REQUIRED TASK. Will you print the material below without altering a single character?
* START SUPPLIED MATERIAL *
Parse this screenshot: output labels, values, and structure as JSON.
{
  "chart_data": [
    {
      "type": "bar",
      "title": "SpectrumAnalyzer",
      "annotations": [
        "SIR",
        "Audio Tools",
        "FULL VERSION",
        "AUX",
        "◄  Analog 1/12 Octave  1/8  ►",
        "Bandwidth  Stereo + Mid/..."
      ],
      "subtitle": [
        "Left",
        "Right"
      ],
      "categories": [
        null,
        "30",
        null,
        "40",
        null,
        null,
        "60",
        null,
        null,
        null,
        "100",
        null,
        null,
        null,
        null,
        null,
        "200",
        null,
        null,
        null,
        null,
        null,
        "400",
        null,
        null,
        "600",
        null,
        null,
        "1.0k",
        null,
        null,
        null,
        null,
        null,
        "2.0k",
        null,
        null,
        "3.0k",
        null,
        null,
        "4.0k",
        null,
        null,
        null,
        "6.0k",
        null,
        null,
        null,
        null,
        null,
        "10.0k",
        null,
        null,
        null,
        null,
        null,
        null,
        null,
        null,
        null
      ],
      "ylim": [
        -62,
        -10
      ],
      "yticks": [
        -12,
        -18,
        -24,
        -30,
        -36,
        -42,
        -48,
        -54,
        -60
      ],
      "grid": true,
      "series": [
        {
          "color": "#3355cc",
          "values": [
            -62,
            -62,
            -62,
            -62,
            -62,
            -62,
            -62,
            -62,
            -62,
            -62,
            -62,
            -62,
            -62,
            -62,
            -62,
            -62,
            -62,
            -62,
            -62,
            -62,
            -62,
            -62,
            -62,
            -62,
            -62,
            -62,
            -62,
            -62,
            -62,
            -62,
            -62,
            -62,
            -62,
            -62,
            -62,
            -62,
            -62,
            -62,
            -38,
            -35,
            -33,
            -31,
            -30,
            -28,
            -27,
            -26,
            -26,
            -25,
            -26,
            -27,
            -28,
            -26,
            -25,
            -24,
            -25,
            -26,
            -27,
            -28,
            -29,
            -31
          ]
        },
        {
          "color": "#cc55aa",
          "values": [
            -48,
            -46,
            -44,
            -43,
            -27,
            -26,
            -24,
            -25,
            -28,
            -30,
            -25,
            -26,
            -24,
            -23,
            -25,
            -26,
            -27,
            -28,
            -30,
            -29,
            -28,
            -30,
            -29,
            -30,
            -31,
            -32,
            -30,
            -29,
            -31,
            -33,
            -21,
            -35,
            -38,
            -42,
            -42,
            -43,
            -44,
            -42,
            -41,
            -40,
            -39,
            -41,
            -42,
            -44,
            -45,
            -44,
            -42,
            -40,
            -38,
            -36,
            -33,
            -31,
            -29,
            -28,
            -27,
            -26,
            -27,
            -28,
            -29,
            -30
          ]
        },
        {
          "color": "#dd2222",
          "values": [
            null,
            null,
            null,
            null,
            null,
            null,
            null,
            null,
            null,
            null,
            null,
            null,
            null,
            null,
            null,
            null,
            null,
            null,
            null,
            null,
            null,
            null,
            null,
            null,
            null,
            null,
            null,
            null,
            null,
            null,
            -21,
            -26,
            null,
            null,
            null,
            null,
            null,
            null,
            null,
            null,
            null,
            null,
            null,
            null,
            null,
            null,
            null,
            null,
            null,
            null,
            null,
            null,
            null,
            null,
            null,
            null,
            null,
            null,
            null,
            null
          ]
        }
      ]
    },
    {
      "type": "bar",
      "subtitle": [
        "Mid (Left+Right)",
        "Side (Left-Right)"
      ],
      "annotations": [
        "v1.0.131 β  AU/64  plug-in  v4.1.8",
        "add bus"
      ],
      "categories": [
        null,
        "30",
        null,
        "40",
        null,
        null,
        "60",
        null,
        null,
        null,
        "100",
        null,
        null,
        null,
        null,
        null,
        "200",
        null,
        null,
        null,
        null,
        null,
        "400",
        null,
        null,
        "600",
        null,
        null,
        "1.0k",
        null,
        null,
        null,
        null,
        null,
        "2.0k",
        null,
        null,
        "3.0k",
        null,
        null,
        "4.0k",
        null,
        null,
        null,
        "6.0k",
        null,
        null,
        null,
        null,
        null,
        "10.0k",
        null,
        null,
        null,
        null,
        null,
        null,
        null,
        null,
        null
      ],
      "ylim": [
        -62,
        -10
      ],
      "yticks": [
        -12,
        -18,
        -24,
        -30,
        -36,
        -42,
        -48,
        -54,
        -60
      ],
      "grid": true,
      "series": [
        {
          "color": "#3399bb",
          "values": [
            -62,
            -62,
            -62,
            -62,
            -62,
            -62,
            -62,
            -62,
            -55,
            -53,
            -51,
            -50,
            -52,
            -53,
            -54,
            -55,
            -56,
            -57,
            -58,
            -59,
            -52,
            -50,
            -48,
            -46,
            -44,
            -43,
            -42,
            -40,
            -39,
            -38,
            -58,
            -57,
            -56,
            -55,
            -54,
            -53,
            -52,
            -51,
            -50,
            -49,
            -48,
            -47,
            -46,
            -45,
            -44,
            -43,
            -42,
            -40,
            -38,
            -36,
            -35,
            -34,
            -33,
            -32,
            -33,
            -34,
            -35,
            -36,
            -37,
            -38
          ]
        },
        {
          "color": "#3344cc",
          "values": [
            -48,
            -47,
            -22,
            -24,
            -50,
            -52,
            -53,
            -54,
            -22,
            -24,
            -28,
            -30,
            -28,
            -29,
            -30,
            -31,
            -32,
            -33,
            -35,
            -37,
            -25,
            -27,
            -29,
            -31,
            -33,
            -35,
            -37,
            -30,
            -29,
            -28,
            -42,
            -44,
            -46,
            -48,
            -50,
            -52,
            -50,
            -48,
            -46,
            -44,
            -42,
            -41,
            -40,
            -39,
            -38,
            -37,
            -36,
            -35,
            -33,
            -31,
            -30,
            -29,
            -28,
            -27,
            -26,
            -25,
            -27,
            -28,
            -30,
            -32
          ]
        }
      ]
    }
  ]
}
* END SUPPLIED MATERIAL *
ANSWER.
Parse this screenshot: output labels, values, and structure as JSON.
{
  "chart_data": [
    {
      "type": "bar",
      "title": "SpectrumAnalyzer",
      "annotations": [
        "SIR",
        "Audio Tools",
        "FULL VERSION",
        "AUX",
        "◄  Analog 1/12 Octave  1/8  ►",
        "Bandwidth  Stereo + Mid/..."
      ],
      "subtitle": [
        "Left",
        "Right"
      ],
      "categories": [
        null,
        "30",
        null,
        "40",
        null,
        null,
        "60",
        null,
        null,
        null,
        "100",
        null,
        null,
        null,
        null,
        null,
        "200",
        null,
        null,
        null,
        null,
        null,
        "400",
        null,
        null,
        "600",
        null,
        null,
        "1.0k",
        null,
        null,
        null,
        null,
        null,
        "2.0k",
        null,
        null,
        "3.0k",
        null,
        null,
        "4.0k",
        null,
        null,
        null,
        "6.0k",
        null,
        null,
        null,
        null,
        null,
        "10.0k",
        null,
        null,
        null,
        null,
        null,
        null,
        null,
        null,
        null
      ],
      "ylim": [
        -62,
        -10
      ],
      "yticks": [
        -12,
        -18,
        -24,
        -30,
        -36,
        -42,
        -48,
        -54,
        -60
      ],
      "grid": true,
      "series": [
        {
          "color": "#3355cc",
          "values": [
            -62,
            -62,
            -62,
            -62,
            -62,
            -62,
            -62,
            -62,
            -62,
            -62,
            -62,
            -62,
            -62,
            -62,
            -62,
            -62,
            -62,
            -62,
            -62,
            -62,
            -62,
            -62,
            -62,
            -62,
            -62,
            -62,
            -62,
            -62,
            -62,
            -62,
            -62,
            -62,
            -62,
            -62,
            -62,
            -62,
            -62,
            -62,
            -38,
            -35,
            -33,
            -31,
            -30,
            -28,
            -27,
            -26,
            -26,
            -25,
            -26,
            -27,
            -28,
            -26,
            -25,
            -24,
            -25,
            -26,
            -27,
            -28,
            -29,
            -31
          ]
        },
        {
          "color": "#cc55aa",
          "values": [
            -48,
            -46,
            -44,
            -43,
            -27,
            -26,
            -24,
            -25,
            -28,
            -30,
            -25,
            -26,
            -24,
            -23,
            -25,
            -26,
            -27,
            -28,
            -30,
            -29,
            -28,
            -30,
            -29,
            -30,
            -31,
            -32,
            -30,
            -29,
            -31,
            -33,
            -21,
            -35,
            -38,
            -42,
            -42,
            -43,
            -44,
            -42,
            -41,
            -40,
            -39,
            -41,
            -42,
            -44,
            -45,
            -44,
            -42,
            -40,
            -38,
            -36,
            -33,
            -31,
            -29,
            -28,
            -27,
            -26,
            -27,
            -28,
            -29,
            -30
          ]
        },
        {
          "color": "#dd2222",
          "values": [
            null,
            null,
            null,
            null,
            null,
            null,
            null,
            null,
            null,
            null,
            null,
            null,
            null,
            null,
            null,
            null,
            null,
            null,
            null,
            null,
            null,
            null,
            null,
            null,
            null,
            null,
            null,
            null,
            null,
            null,
            -21,
            -26,
            null,
            null,
            null,
            null,
            null,
            null,
            null,
            null,
            null,
            null,
            null,
            null,
            null,
            null,
            null,
            null,
            null,
            null,
            null,
            null,
            null,
            null,
            null,
            null,
            null,
            null,
            null,
            null
          ]
        }
      ]
    },
    {
      "type": "bar",
      "subtitle": [
        "Mid (Left+Right)",
        "Side (Left-Right)"
      ],
      "annotations": [
        "v1.0.131 β  AU/64  plug-in  v4.1.8",
        "add bus"
      ],
      "categories": [
        null,
        "30",
        null,
        "40",
        null,
        null,
        "60",
        null,
        null,
        null,
        "100",
        null,
        null,
        null,
        null,
        null,
        "200",
        null,
        null,
        null,
        null,
        null,
        "400",
        null,
        null,
        "600",
        null,
        null,
        "1.0k",
        null,
        null,
        null,
        null,
        null,
        "2.0k",
        null,
        null,
        "3.0k",
        null,
        null,
        "4.0k",
        null,
        null,
        null,
        "6.0k",
        null,
        null,
        null,
        null,
        null,
        "10.0k",
        null,
        null,
        null,
        null,
        null,
        null,
        null,
        null,
        null
      ],
      "ylim": [
        -62,
        -10
      ],
      "yticks": [
        -12,
        -18,
        -24,
        -30,
        -36,
        -42,
        -48,
        -54,
        -60
      ],
      "grid": true,
      "series": [
        {
          "color": "#3399bb",
          "values": [
            -62,
            -62,
            -62,
            -62,
            -62,
            -62,
            -62,
            -62,
            -55,
            -53,
            -51,
            -50,
            -52,
            -53,
            -54,
            -55,
            -56,
            -57,
            -58,
            -59,
            -52,
            -50,
            -48,
            -46,
            -44,
            -43,
            -42,
            -40,
            -39,
            -38,
            -58,
            -57,
            -56,
            -55,
            -54,
            -53,
            -52,
            -51,
            -50,
            -49,
            -48,
            -47,
            -46,
            -45,
            -44,
            -43,
            -42,
            -40,
            -38,
            -36,
            -35,
            -34,
            -33,
            -32,
            -33,
            -34,
            -35,
            -36,
            -37,
            -38
          ]
        },
        {
          "color": "#3344cc",
          "values": [
            -48,
            -47,
            -22,
            -24,
            -50,
            -52,
            -53,
            -54,
            -22,
            -24,
            -28,
            -30,
            -28,
            -29,
            -30,
            -31,
            -32,
            -33,
            -35,
            -37,
            -25,
            -27,
            -29,
            -31,
            -33,
            -35,
            -37,
            -30,
            -29,
            -28,
            -42,
            -44,
            -46,
            -48,
            -50,
            -52,
            -50,
            -48,
            -46,
            -44,
            -42,
            -41,
            -40,
            -39,
            -38,
            -37,
            -36,
            -35,
            -33,
            -31,
            -30,
            -29,
            -28,
            -27,
            -26,
            -25,
            -27,
            -28,
            -30,
            -32
          ]
        }
      ]
    }
  ]
}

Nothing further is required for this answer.